Goal of the exercise: Every entry needs to be printed exactly, please.

Extracted records:
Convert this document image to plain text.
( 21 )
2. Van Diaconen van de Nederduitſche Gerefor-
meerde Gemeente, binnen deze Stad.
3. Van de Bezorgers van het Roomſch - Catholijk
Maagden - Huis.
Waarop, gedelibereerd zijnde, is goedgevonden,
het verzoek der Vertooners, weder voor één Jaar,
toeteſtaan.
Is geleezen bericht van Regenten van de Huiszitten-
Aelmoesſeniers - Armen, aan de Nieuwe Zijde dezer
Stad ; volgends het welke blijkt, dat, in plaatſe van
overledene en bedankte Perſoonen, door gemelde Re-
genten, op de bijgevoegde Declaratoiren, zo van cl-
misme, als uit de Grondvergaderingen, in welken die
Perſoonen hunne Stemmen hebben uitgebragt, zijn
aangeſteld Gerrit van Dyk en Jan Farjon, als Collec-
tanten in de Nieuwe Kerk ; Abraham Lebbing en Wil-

Written solution:
Convert this document image to plain text.
( 21 )
2. Van Diaconen van de Nederduitſche Gerefor-
meerde Gemeente, binnen deze Stad.
3. Van de Bezorgers van het Roomſch - Catholijk
Maagden - Huis.
Waarop, gedelibereerd zijnde, is goedgevonden,
het verzoek der Vertooners, weder voor één Jaar,
toeteſtaan.
Is geleezen bericht van Regenten van de Huiszitten-
Aelmoesſeniers - Armen, aan de Nieuwe Zijde dezer
Stad ; volgends het welke blijkt, dat, in plaatſe van
overledene en bedankte Perſoonen, door gemelde Re-
genten, op de bijgevoegde Declaratoiren, zo van cl-
misme, als uit de Grondvergaderingen, in welken die
Perſoonen hunne Stemmen hebben uitgebragt, zijn
aangeſteld Gerrit van Dyk en Jan Farjon, als Collec-
tanten in de Nieuwe Kerk ; Abraham Lebbing en Wil-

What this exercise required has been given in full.